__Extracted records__
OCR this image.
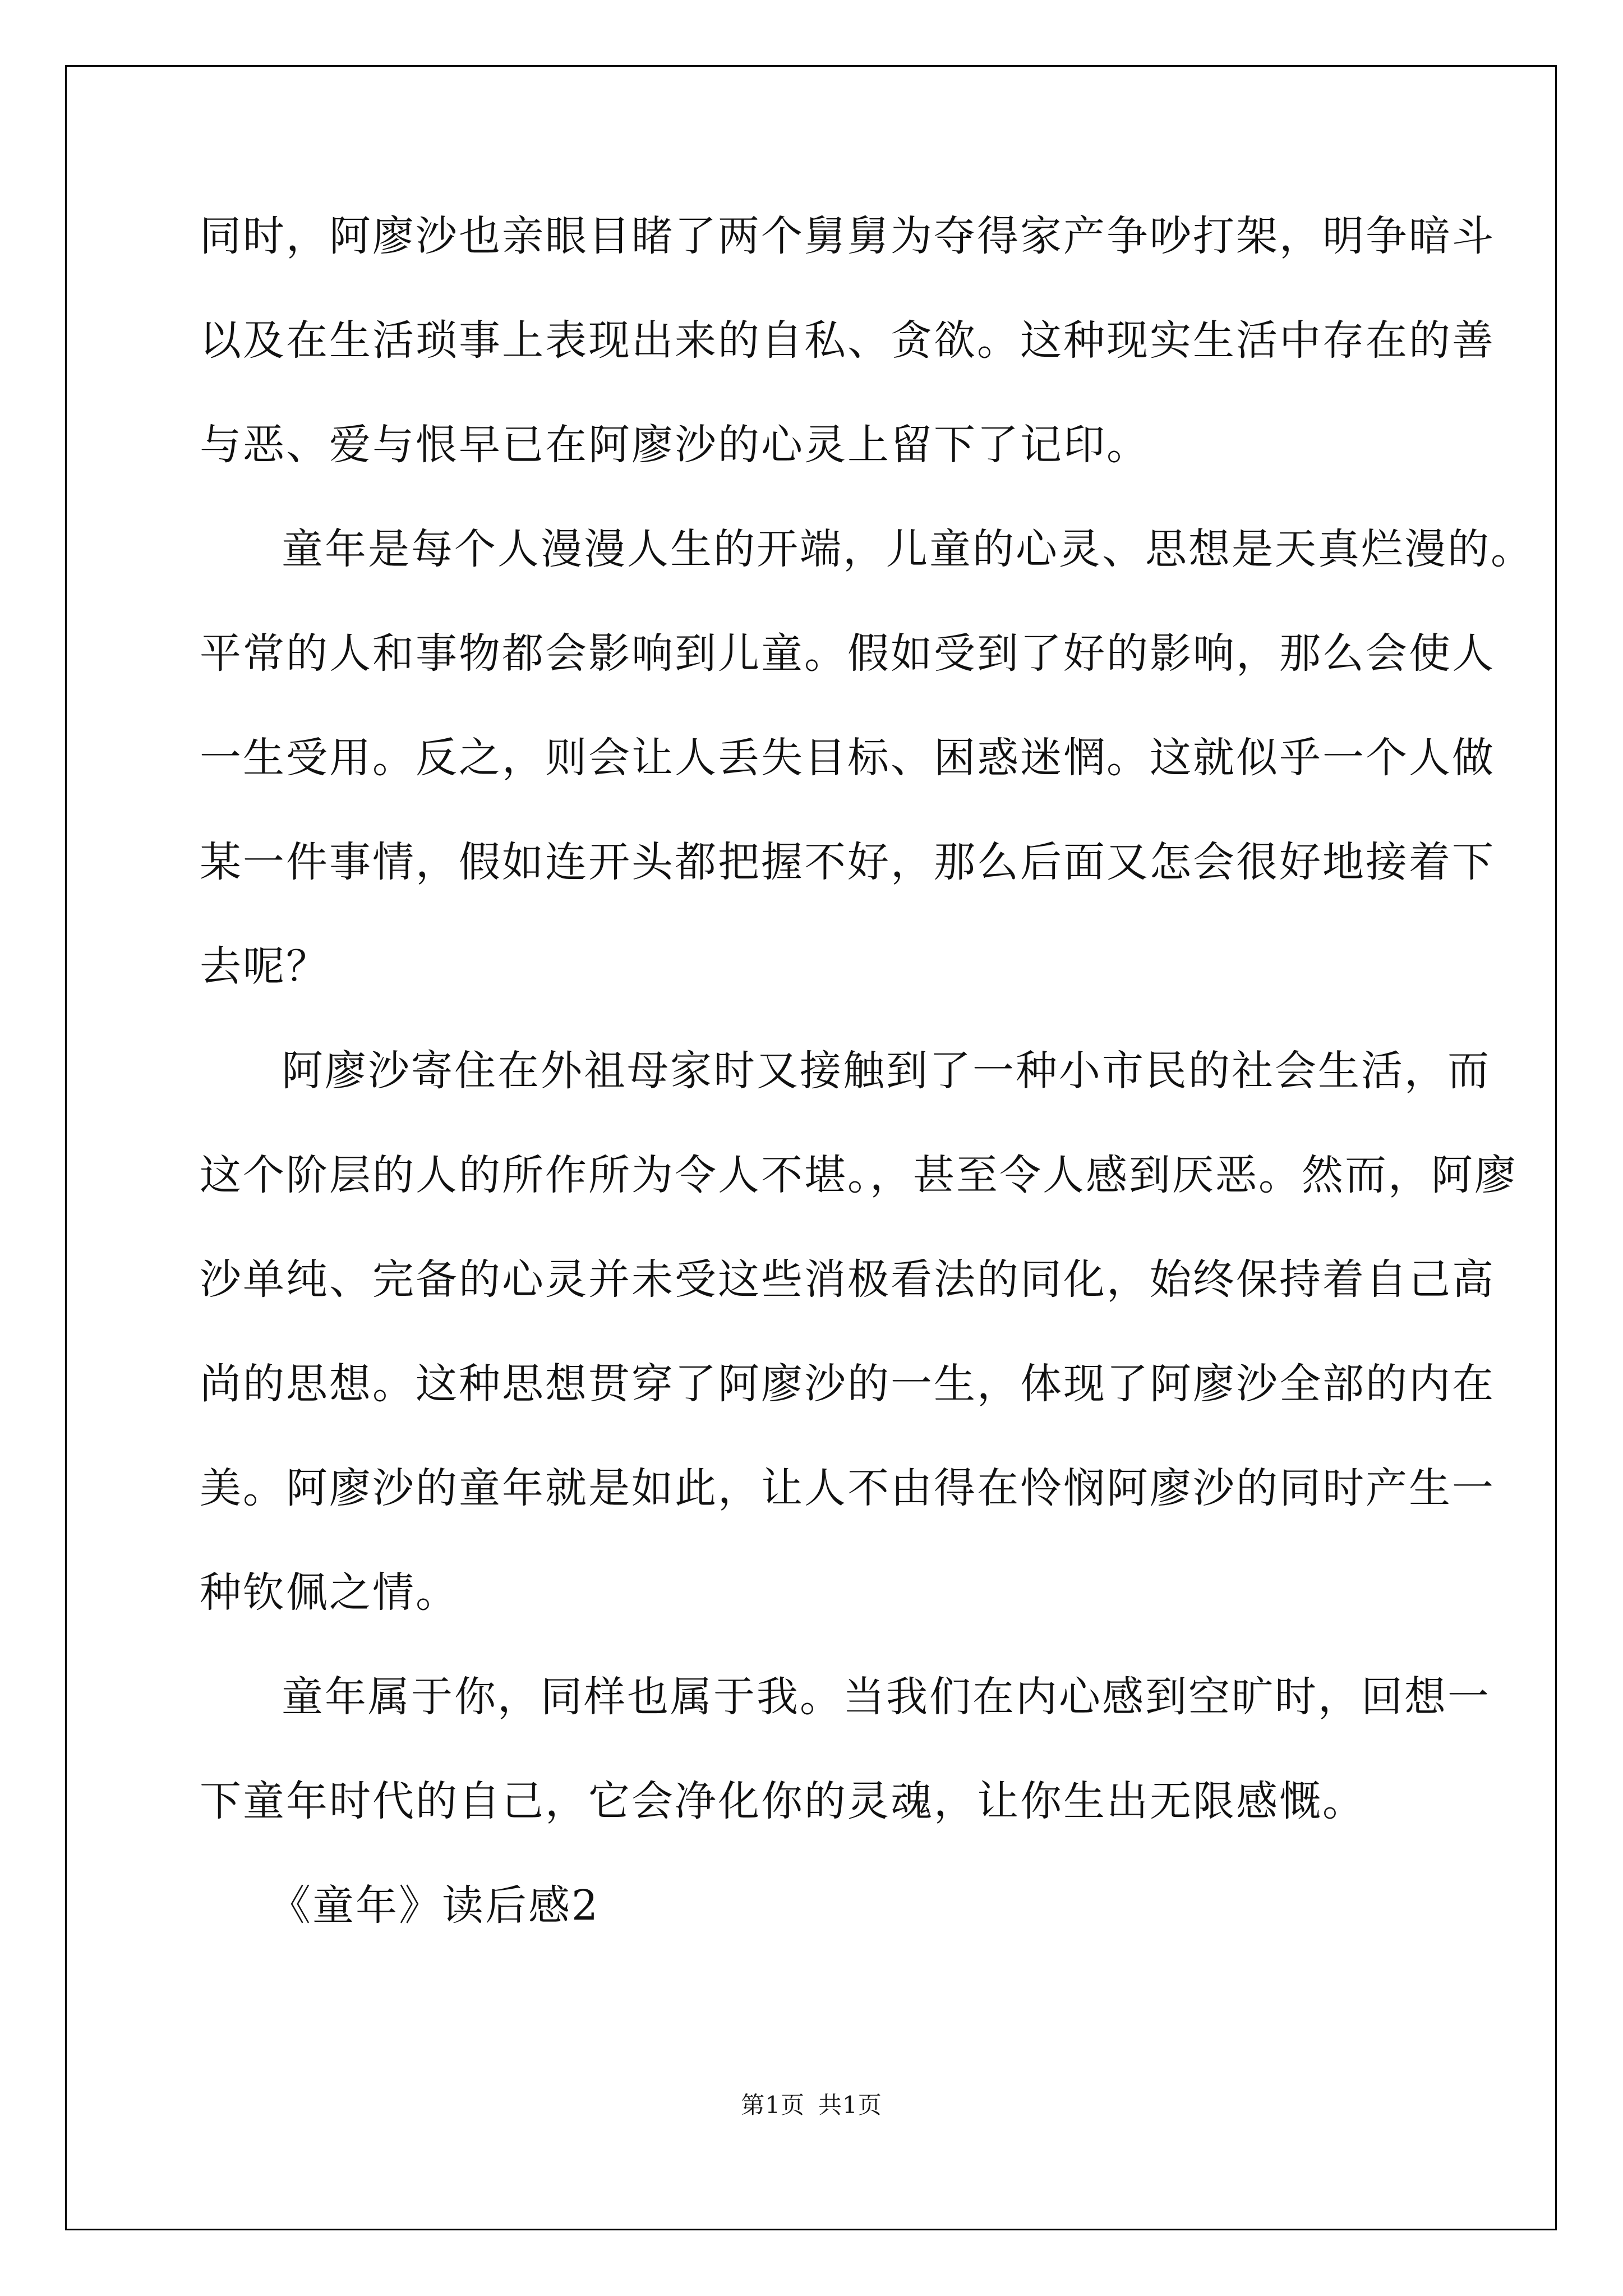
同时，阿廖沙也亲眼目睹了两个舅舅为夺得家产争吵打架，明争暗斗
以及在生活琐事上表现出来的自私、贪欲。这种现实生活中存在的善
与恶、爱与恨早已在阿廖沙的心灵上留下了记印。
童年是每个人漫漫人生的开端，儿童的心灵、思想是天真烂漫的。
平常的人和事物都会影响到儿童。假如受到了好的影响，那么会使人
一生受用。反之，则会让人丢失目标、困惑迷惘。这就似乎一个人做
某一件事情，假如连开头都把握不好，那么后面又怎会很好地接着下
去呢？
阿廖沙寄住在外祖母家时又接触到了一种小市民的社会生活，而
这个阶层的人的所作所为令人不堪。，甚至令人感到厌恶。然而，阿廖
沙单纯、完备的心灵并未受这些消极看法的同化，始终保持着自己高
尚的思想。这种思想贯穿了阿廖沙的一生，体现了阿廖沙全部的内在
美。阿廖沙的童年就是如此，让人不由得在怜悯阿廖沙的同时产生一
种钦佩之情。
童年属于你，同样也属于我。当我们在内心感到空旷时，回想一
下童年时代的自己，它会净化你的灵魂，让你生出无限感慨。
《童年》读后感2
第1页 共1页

__Written task__
Write out each entry exactly as given, but skip the pictures.

__Reply to the task__
OCR this image.
同时，阿廖沙也亲眼目睹了两个舅舅为夺得家产争吵打架，明争暗斗
以及在生活琐事上表现出来的自私、贪欲。这种现实生活中存在的善
与恶、爱与恨早已在阿廖沙的心灵上留下了记印。
童年是每个人漫漫人生的开端，儿童的心灵、思想是天真烂漫的。
平常的人和事物都会影响到儿童。假如受到了好的影响，那么会使人
一生受用。反之，则会让人丢失目标、困惑迷惘。这就似乎一个人做
某一件事情，假如连开头都把握不好，那么后面又怎会很好地接着下
去呢？
阿廖沙寄住在外祖母家时又接触到了一种小市民的社会生活，而
这个阶层的人的所作所为令人不堪。，甚至令人感到厌恶。然而，阿廖
沙单纯、完备的心灵并未受这些消极看法的同化，始终保持着自己高
尚的思想。这种思想贯穿了阿廖沙的一生，体现了阿廖沙全部的内在
美。阿廖沙的童年就是如此，让人不由得在怜悯阿廖沙的同时产生一
种钦佩之情。
童年属于你，同样也属于我。当我们在内心感到空旷时，回想一
下童年时代的自己，它会净化你的灵魂，让你生出无限感慨。
《童年》读后感2
第1页 共1页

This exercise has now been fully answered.